++++ Given records ++++

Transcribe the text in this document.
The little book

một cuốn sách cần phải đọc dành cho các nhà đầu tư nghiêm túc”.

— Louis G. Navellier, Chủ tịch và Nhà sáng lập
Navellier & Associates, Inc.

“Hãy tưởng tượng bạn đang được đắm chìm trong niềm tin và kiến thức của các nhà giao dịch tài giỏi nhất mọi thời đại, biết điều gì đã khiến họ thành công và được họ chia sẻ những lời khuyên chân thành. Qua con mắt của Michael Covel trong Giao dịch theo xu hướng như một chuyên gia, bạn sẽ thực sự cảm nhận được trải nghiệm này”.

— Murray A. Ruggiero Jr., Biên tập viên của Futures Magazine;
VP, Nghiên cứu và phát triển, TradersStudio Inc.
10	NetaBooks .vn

++++

_What the exercise asks_
Restate the listing above word for word.

_Full solution_
Transcribe the text in this document.
The little book

một cuốn sách cần phải đọc dành cho các nhà đầu tư nghiêm túc”.

— Louis G. Navellier, Chủ tịch và Nhà sáng lập
Navellier & Associates, Inc.

“Hãy tưởng tượng bạn đang được đắm chìm trong niềm tin và kiến thức của các nhà giao dịch tài giỏi nhất mọi thời đại, biết điều gì đã khiến họ thành công và được họ chia sẻ những lời khuyên chân thành. Qua con mắt của Michael Covel trong Giao dịch theo xu hướng như một chuyên gia, bạn sẽ thực sự cảm nhận được trải nghiệm này”.

— Murray A. Ruggiero Jr., Biên tập viên của Futures Magazine;
VP, Nghiên cứu và phát triển, TradersStudio Inc.
10	NetaBooks .vn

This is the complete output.